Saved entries

□ □ □ □ □

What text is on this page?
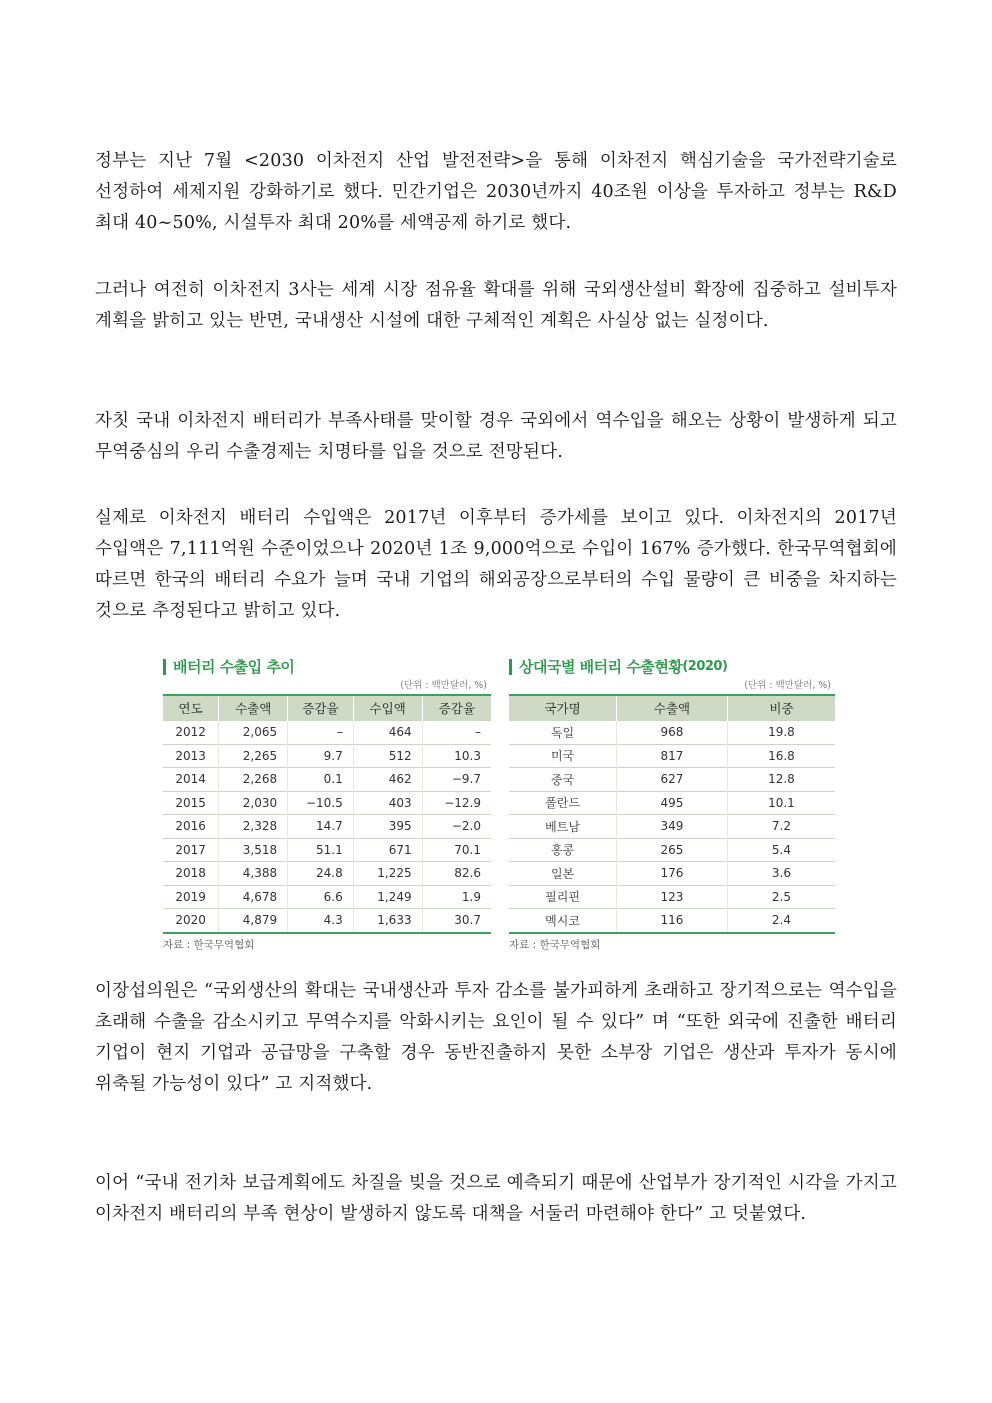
정부는 지난 7월 <2030 이차전지 산업 발전전략>을 통해 이차전지 핵심기술을 국가전략기술로 선정하여 세제지원 강화하기로 했다. 민간기업은 2030년까지 40조원 이상을 투자하고 정부는 R&D 최대 40~50%, 시설투자 최대 20%를 세액공제 하기로 했다.
그러나 여전히 이차전지 3사는 세계 시장 점유율 확대를 위해 국외생산설비 확장에 집중하고 설비투자 계획을 밝히고 있는 반면, 국내생산 시설에 대한 구체적인 계획은 사실상 없는 실정이다.
자칫 국내 이차전지 배터리가 부족사태를 맞이할 경우 국외에서 역수입을 해오는 상황이 발생하게 되고 무역중심의 우리 수출경제는 치명타를 입을 것으로 전망된다.
실제로 이차전지 배터리 수입액은 2017년 이후부터 증가세를 보이고 있다. 이차전지의 2017년 수입액은 7,111억원 수준이었으나 2020년 1조 9,000억으로 수입이 167% 증가했다. 한국무역협회에 따르면 한국의 배터리 수요가 늘며 국내 기업의 해외공장으로부터의 수입 물량이 큰 비중을 차지하는 것으로 추정된다고 밝히고 있다.
배터리 수출입 추이
(단위 : 백만달러, %)
연도	수출액	증감율	수입액	증감율
2012	2,065	–	464	–
2013	2,265	9.7	512	10.3
2014	2,268	0.1	462	−9.7
2015	2,030	−10.5	403	−12.9
2016	2,328	14.7	395	−2.0
2017	3,518	51.1	671	70.1
2018	4,388	24.8	1,225	82.6
2019	4,678	6.6	1,249	1.9
2020	4,879	4.3	1,633	30.7
자료 : 한국무역협회
상대국별 배터리 수출현황 (2020)
(단위 : 백만달러, %)
국가명	수출액	비중
독일	968	19.8
미국	817	16.8
중국	627	12.8
폴란드	495	10.1
베트남	349	7.2
홍콩	265	5.4
일본	176	3.6
필리핀	123	2.5
멕시코	116	2.4
자료 : 한국무역협회
이장섭의원은 “국외생산의 확대는 국내생산과 투자 감소를 불가피하게 초래하고 장기적으로는 역수입을 초래해 수출을 감소시키고 무역수지를 악화시키는 요인이 될 수 있다” 며 “또한 외국에 진출한 배터리 기업이 현지 기업과 공급망을 구축할 경우 동반진출하지 못한 소부장 기업은 생산과 투자가 동시에 위축될 가능성이 있다” 고 지적했다.
이어 “국내 전기차 보급계획에도 차질을 빚을 것으로 예측되기 때문에 산업부가 장기적인 시각을 가지고 이차전지 배터리의 부족 현상이 발생하지 않도록 대책을 서둘러 마련해야 한다” 고 덧붙였다.
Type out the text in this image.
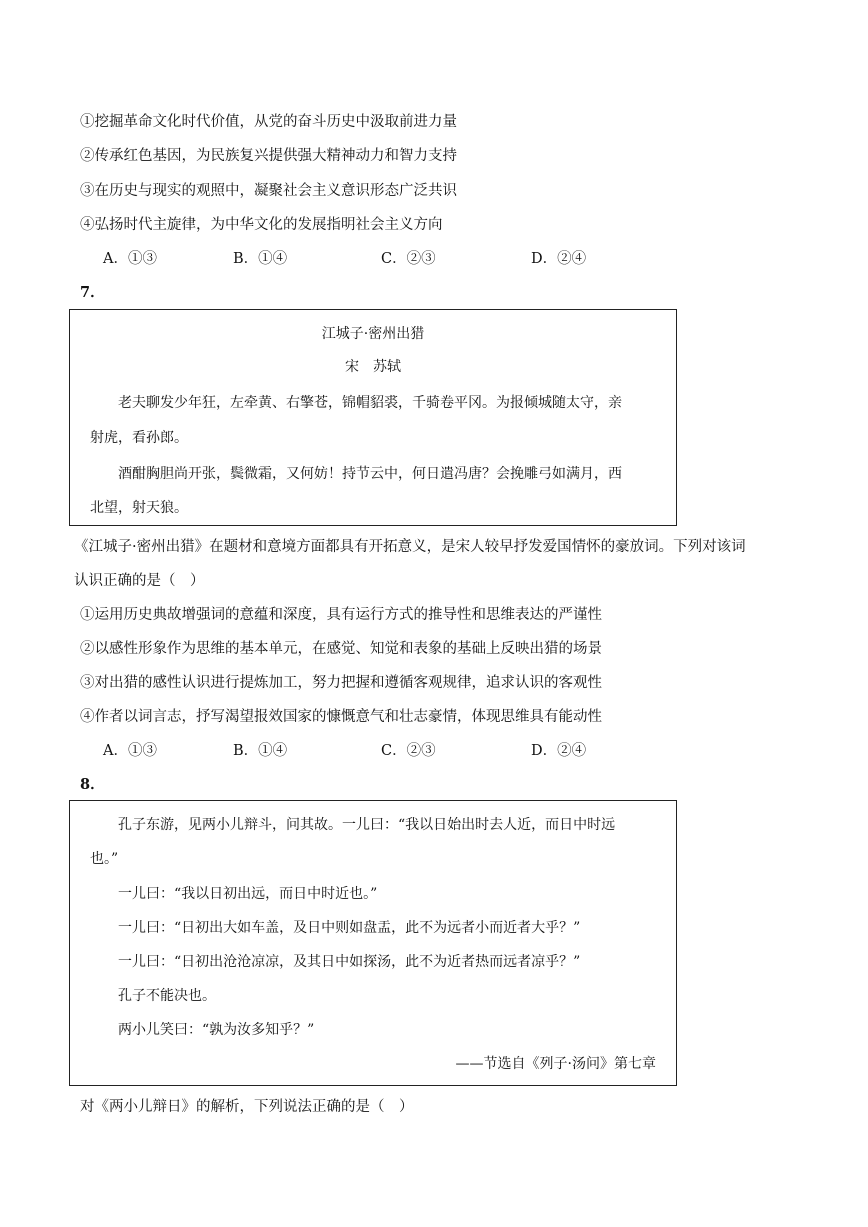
①挖掘革命文化时代价值，从党的奋斗历史中汲取前进力量
②传承红色基因，为民族复兴提供强大精神动力和智力支持
③在历史与现实的观照中，凝聚社会主义意识形态广泛共识
④弘扬时代主旋律，为中华文化的发展指明社会主义方向
A．①③	B．①④	C．②③	D．②④
7．
江城子·密州出猎
宋　苏轼
老夫聊发少年狂，左牵黄、右擎苍，锦帽貂裘，千骑卷平冈。为报倾城随太守，亲
射虎，看孙郎。
酒酣胸胆尚开张，鬓微霜，又何妨！持节云中，何日遣冯唐？会挽雕弓如满月，西
北望，射天狼。
《江城子·密州出猎》在题材和意境方面都具有开拓意义，是宋人较早抒发爱国情怀的豪放词。下列对该词
认识正确的是（　）
①运用历史典故增强词的意蕴和深度，具有运行方式的推导性和思维表达的严谨性
②以感性形象作为思维的基本单元，在感觉、知觉和表象的基础上反映出猎的场景
③对出猎的感性认识进行提炼加工，努力把握和遵循客观规律，追求认识的客观性
④作者以词言志，抒写渴望报效国家的慷慨意气和壮志豪情，体现思维具有能动性
A．①③	B．①④	C．②③	D．②④
8．
孔子东游，见两小儿辩斗，问其故。一儿曰：“我以日始出时去人近，而日中时远
也。”
一儿曰：“我以日初出远，而日中时近也。”
一儿曰：“日初出大如车盖，及日中则如盘盂，此不为远者小而近者大乎？”
一儿曰：“日初出沧沧凉凉，及其日中如探汤，此不为近者热而远者凉乎？”
孔子不能决也。
两小儿笑曰：“孰为汝多知乎？”
——节选自《列子·汤问》第七章
对《两小儿辩日》的解析，下列说法正确的是（　）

□ □ □ □ □

Short task
In the entries above, find each line with the word "text" and show it.

Task answer
What text is on this page?
Type out the text in this image.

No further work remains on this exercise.